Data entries
▬▬▬▬▬▬▬▬▬▬

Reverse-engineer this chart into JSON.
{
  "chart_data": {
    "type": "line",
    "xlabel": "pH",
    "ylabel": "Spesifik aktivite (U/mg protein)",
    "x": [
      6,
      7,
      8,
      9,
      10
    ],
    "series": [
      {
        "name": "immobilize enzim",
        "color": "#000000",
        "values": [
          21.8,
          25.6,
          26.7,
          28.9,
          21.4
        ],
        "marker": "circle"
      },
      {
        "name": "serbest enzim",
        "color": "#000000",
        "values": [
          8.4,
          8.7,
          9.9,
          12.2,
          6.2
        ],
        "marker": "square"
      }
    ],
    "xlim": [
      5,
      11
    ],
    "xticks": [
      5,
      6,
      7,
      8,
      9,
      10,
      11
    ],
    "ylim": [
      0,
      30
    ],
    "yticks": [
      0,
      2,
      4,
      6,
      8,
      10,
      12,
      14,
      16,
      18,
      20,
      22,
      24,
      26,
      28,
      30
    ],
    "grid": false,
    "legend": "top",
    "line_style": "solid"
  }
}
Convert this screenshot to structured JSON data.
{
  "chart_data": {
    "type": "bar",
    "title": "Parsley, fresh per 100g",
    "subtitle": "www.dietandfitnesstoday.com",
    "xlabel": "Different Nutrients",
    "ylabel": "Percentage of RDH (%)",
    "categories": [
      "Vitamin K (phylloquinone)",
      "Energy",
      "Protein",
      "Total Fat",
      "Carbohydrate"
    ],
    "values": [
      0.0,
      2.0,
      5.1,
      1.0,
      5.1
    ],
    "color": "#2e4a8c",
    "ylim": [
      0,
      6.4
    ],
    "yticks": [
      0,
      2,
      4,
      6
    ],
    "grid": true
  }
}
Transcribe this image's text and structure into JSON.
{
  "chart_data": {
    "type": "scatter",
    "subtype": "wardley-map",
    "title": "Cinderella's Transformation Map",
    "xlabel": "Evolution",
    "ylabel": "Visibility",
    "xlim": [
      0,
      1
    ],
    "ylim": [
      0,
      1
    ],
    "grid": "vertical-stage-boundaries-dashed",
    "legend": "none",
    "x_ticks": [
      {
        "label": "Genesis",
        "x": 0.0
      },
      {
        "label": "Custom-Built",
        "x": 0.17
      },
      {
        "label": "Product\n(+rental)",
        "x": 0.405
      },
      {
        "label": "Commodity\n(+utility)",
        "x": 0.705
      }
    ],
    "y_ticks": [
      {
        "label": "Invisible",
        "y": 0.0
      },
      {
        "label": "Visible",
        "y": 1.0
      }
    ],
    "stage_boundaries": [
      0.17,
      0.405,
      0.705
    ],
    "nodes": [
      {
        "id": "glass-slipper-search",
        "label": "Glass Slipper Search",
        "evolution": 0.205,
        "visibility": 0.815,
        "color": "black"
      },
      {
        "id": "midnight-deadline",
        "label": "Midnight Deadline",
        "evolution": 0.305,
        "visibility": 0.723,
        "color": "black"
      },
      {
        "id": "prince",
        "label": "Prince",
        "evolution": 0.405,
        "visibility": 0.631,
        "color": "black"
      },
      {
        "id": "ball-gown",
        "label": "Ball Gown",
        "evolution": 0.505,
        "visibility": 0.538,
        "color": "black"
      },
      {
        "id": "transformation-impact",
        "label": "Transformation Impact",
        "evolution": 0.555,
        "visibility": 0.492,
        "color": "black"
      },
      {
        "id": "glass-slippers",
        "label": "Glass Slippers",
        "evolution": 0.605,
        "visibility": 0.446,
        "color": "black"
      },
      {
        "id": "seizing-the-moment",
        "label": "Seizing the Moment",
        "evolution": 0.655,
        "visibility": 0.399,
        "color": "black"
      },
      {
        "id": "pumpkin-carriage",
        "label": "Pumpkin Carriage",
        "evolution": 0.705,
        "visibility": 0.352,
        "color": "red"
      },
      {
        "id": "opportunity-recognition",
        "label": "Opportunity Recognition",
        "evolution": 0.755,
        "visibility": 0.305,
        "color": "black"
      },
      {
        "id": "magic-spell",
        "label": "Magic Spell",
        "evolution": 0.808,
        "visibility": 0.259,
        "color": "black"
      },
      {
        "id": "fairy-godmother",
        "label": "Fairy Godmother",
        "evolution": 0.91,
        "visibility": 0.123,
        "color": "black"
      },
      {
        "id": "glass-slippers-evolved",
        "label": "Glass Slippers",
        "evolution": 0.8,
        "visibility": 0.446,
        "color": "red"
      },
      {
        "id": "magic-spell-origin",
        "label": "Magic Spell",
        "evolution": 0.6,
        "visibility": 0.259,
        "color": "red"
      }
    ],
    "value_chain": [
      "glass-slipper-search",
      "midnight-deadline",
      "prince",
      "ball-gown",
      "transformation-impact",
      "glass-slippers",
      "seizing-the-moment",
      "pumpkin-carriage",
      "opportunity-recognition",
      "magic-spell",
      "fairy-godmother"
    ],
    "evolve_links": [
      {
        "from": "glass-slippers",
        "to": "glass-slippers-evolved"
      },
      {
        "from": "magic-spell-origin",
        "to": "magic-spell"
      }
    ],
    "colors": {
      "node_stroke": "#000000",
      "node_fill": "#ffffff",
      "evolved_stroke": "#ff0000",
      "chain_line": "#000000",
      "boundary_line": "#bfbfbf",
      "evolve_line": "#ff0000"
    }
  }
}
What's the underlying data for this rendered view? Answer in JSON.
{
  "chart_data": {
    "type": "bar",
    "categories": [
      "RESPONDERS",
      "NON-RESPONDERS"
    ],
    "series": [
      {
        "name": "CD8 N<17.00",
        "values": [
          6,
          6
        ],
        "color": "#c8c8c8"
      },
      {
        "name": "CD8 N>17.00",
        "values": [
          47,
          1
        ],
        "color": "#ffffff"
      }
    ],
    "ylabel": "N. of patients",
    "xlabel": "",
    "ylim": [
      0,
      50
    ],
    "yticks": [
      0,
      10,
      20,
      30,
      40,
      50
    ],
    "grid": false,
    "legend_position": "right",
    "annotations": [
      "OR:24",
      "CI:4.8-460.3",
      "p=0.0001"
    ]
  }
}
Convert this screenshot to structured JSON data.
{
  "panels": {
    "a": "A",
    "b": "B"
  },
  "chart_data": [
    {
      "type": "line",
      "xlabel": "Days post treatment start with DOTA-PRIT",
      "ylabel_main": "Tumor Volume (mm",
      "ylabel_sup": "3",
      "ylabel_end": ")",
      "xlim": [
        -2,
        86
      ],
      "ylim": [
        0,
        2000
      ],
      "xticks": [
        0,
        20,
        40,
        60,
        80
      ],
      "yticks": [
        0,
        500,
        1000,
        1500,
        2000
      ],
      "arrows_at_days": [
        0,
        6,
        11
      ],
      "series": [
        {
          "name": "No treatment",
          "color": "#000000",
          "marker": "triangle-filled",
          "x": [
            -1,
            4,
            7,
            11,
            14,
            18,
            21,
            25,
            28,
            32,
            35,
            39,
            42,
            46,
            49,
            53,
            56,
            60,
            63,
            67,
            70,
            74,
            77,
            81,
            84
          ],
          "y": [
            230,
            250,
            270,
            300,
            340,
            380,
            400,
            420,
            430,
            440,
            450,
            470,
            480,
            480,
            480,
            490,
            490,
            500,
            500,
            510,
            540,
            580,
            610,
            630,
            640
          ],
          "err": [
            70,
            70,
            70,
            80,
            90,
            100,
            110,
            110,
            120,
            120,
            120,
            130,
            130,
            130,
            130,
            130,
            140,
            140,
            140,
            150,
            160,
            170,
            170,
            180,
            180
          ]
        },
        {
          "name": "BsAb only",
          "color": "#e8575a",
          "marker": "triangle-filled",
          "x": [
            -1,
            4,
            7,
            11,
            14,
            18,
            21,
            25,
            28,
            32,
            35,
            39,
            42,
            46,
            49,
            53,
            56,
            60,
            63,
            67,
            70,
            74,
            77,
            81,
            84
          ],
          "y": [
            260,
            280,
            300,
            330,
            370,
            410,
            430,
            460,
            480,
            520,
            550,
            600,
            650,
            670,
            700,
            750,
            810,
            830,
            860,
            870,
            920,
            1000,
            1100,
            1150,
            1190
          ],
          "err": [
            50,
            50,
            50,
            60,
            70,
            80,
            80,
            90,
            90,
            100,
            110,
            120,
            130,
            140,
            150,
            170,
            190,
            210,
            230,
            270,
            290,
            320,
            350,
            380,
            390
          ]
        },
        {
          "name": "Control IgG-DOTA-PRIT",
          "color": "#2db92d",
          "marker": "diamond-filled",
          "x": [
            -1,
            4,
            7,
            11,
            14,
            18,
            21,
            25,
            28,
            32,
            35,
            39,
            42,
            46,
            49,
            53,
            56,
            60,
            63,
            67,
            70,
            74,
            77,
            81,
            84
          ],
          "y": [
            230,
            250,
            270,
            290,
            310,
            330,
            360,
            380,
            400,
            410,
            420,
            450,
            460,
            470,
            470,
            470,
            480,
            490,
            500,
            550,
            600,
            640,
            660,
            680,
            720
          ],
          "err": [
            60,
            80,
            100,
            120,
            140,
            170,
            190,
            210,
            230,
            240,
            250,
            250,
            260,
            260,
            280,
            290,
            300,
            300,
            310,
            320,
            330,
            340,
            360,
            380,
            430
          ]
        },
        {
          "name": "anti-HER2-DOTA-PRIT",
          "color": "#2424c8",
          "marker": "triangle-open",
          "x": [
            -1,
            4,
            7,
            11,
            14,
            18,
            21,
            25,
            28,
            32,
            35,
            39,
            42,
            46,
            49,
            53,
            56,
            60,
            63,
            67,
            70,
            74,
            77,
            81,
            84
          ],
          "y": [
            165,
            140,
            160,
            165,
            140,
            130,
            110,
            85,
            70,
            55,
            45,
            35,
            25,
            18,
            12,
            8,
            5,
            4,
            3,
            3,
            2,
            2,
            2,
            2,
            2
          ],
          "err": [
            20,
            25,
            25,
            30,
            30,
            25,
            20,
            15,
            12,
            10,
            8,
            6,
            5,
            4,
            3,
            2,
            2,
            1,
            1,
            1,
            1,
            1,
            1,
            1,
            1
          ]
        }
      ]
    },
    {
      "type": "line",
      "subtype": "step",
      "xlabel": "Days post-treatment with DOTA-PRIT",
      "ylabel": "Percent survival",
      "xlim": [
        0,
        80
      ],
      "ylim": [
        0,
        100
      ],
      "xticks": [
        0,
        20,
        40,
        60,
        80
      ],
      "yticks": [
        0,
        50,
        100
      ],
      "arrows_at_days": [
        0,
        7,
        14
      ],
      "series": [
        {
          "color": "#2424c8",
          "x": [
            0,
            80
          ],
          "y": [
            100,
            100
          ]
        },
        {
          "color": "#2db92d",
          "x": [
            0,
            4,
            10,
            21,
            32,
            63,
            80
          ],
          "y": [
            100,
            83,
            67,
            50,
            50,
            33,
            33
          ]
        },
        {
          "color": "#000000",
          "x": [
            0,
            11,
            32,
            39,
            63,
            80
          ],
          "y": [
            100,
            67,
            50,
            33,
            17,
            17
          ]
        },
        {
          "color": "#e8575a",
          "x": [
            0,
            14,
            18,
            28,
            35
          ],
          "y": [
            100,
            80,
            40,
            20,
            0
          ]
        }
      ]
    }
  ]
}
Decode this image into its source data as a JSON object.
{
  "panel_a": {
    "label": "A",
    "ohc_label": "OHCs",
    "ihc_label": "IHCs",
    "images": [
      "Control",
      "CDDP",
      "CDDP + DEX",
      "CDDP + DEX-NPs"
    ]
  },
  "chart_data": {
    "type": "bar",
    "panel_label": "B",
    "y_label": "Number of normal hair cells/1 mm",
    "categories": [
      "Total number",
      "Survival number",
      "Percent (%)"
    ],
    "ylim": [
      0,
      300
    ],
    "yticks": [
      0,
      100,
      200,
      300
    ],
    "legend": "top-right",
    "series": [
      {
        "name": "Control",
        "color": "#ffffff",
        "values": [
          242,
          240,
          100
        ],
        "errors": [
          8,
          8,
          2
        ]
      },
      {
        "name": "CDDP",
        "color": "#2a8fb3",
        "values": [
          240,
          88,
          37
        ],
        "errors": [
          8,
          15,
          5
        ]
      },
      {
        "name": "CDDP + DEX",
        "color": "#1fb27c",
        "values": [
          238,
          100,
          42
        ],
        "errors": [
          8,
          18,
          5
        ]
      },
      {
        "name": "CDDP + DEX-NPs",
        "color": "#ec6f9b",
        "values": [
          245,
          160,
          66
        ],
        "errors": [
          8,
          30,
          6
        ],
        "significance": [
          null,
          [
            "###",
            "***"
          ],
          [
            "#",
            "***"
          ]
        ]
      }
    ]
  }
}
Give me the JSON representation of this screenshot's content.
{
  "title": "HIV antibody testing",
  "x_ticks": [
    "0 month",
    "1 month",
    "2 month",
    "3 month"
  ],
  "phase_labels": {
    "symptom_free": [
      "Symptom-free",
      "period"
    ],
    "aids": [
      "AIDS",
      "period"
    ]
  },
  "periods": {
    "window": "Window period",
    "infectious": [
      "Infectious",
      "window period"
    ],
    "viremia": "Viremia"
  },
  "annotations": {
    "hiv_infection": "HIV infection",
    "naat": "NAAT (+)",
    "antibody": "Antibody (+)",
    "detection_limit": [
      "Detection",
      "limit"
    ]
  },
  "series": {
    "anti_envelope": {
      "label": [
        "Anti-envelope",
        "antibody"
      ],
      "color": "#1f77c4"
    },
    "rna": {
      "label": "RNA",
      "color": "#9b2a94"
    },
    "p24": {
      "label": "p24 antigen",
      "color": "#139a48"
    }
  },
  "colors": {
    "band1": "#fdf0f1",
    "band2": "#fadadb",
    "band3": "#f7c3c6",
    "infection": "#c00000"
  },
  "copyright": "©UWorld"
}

▬▬▬▬▬▬▬▬▬▬

- _TASK TO COMPLETE_: How many lines above contain the word "marker"? Reply with only the number.

- _ANSWER SPACE_: 6